## Task brief
Isolate every line in the records below with "this" in it.

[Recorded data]
** BEGIN **

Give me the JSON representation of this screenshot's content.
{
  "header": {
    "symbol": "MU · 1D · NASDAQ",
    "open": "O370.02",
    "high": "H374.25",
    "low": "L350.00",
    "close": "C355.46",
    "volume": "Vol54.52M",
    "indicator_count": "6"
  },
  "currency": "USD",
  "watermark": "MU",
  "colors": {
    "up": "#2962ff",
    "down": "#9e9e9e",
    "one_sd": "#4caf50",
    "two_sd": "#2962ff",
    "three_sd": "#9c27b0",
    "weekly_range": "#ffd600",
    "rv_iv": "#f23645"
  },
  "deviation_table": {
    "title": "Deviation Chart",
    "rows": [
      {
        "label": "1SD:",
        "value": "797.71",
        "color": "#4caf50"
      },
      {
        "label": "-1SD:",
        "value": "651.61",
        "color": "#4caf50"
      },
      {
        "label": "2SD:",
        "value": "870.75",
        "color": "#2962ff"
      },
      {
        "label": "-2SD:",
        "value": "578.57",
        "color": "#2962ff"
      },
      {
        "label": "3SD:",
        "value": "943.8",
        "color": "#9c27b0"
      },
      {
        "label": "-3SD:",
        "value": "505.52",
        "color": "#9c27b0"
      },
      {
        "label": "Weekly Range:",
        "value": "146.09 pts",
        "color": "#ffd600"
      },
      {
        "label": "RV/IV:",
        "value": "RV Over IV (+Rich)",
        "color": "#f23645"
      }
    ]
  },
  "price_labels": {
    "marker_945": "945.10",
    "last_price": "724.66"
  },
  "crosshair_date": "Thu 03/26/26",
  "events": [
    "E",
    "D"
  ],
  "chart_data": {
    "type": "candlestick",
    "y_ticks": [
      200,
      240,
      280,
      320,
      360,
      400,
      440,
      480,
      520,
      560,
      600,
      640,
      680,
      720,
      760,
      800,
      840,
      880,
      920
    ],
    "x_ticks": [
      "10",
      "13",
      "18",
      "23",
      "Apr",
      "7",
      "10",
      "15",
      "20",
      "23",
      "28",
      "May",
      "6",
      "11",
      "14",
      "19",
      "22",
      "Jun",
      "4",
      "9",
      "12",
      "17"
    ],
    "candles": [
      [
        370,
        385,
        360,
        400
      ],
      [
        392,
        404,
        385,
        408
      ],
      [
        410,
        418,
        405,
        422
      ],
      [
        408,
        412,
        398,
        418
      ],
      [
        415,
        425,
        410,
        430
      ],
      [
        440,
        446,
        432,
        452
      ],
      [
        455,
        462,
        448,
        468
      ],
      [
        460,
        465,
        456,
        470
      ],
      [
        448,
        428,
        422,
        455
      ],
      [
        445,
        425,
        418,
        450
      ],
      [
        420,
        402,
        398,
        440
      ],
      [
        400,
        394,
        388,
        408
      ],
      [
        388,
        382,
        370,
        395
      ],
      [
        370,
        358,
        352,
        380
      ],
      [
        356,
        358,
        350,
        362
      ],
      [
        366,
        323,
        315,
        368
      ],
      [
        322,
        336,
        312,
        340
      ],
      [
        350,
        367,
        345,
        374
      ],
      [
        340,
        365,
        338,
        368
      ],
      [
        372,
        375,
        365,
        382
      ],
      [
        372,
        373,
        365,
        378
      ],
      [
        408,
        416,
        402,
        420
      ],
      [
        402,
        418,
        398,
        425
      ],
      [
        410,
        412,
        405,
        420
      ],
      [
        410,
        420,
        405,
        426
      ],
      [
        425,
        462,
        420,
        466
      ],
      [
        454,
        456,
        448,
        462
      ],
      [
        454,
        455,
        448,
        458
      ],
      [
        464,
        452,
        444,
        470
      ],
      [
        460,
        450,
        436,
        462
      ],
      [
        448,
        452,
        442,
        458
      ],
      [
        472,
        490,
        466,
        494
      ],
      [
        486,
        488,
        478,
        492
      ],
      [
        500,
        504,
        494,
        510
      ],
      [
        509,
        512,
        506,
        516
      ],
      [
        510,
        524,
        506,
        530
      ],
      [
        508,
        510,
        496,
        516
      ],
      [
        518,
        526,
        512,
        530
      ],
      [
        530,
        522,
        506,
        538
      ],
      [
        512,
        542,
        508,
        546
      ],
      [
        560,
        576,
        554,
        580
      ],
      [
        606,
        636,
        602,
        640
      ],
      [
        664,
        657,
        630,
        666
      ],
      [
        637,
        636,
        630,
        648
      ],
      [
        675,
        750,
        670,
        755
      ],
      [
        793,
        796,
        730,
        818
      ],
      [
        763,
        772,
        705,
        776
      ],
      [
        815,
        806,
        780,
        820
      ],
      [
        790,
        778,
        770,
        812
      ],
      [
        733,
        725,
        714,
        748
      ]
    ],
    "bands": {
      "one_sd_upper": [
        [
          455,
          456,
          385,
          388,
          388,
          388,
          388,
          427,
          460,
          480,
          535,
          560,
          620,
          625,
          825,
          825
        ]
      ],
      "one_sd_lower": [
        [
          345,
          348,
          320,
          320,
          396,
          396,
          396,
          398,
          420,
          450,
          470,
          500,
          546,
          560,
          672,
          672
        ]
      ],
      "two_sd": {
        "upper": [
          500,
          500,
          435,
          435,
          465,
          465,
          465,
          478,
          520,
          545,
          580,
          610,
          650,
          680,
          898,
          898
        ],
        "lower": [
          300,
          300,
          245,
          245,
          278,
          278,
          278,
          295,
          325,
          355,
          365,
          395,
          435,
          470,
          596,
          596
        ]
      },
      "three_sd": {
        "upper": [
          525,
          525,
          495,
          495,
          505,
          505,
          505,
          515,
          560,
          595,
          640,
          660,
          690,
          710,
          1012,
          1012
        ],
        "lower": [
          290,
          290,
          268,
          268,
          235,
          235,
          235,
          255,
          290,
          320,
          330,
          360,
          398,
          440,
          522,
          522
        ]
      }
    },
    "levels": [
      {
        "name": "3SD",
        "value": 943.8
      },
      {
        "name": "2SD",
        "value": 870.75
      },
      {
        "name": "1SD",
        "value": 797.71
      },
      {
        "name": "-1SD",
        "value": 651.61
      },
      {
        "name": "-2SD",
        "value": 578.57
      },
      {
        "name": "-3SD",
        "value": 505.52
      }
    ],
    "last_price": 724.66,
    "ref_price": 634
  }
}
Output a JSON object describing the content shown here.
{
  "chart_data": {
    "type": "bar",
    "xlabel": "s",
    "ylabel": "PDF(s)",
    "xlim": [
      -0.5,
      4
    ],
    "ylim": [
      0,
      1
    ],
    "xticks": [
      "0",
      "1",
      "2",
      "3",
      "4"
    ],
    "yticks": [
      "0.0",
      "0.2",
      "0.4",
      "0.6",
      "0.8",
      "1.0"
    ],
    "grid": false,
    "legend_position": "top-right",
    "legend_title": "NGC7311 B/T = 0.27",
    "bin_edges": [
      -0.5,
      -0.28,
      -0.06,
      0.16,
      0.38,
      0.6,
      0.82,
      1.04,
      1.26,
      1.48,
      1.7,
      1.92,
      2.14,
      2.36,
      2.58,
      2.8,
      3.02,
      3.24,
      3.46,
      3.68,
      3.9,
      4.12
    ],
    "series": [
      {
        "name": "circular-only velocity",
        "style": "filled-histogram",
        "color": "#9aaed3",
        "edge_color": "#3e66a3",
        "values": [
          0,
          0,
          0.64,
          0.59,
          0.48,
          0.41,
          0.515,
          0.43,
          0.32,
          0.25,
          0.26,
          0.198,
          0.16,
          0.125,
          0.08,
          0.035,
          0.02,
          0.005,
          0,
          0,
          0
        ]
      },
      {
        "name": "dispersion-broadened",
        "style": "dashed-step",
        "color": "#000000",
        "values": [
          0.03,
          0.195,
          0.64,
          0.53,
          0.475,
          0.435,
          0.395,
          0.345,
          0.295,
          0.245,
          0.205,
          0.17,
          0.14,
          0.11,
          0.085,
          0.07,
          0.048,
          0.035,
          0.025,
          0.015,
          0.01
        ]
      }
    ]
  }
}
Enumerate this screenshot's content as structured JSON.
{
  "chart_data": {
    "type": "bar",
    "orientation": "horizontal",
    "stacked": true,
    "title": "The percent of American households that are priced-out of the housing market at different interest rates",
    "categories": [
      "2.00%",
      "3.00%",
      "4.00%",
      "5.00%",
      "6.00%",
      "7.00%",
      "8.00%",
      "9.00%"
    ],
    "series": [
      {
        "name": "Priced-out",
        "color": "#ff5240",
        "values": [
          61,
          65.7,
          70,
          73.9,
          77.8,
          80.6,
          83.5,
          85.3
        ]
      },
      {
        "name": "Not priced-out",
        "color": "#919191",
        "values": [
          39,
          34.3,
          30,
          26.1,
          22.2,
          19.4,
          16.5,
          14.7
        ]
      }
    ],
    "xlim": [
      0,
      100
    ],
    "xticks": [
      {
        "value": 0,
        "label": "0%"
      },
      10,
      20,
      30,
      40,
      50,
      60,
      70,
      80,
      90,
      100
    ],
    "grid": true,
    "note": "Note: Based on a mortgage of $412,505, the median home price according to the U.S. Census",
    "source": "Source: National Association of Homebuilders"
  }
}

** END **

## Exercise answer
Give me the JSON representation of this screenshot's content.
Enumerate this screenshot's content as structured JSON.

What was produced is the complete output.